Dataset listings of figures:

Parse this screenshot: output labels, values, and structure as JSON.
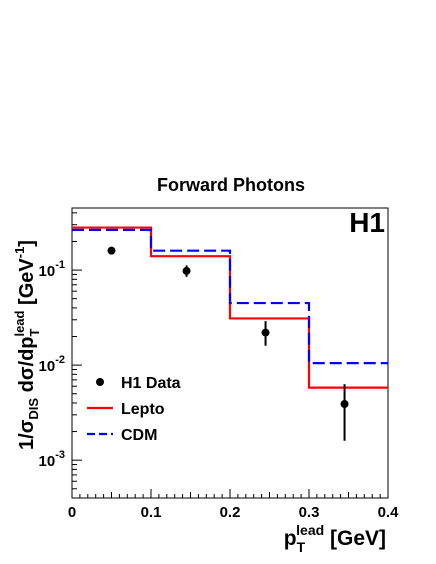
{
  "chart_data": {
    "type": "histogram",
    "title": "Forward Photons",
    "experiment_label": "H1",
    "xlabel": {
      "main": "p",
      "sub": "T",
      "sup": "lead",
      "unit": " [GeV]"
    },
    "ylabel": {
      "pre": "1/σ",
      "pre_sub": "DIS",
      "mid": " dσ/dp",
      "sub": "T",
      "sup": "lead",
      "unit_pre": " [GeV",
      "unit_sup": "-1",
      "unit_post": "]"
    },
    "xlim": [
      0,
      0.4
    ],
    "ylim": [
      0.0004,
      0.45
    ],
    "yscale": "log",
    "x_ticks": [
      "0",
      "0.1",
      "0.2",
      "0.3",
      "0.4"
    ],
    "y_ticks": [
      {
        "value": 0.1,
        "base": "10",
        "exp": "-1"
      },
      {
        "value": 0.01,
        "base": "10",
        "exp": "-2"
      },
      {
        "value": 0.001,
        "base": "10",
        "exp": "-3"
      }
    ],
    "bin_edges": [
      0,
      0.1,
      0.2,
      0.3,
      0.4
    ],
    "series": [
      {
        "name": "H1 Data",
        "style": "points",
        "color": "#000000",
        "x": [
          0.05,
          0.145,
          0.245,
          0.345
        ],
        "y": [
          0.16,
          0.098,
          0.022,
          0.0039
        ],
        "yerr_low": [
          0.15,
          0.085,
          0.016,
          0.0016
        ],
        "yerr_high": [
          0.17,
          0.112,
          0.029,
          0.0063
        ]
      },
      {
        "name": "Lepto",
        "style": "solid-step",
        "color": "#ff0000",
        "values": [
          0.28,
          0.14,
          0.031,
          0.0058
        ]
      },
      {
        "name": "CDM",
        "style": "dashed-step",
        "color": "#0000ff",
        "values": [
          0.265,
          0.16,
          0.045,
          0.0105
        ]
      }
    ],
    "legend_position": "bottom-left"
  }
}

_PROBLEM REQUIREMENTS_: Copy, from the material above, each line in which the string "color" occurs.

_FINISHED TASK_:
        "color": "#000000",
        "color": "#ff0000",
        "color": "#0000ff",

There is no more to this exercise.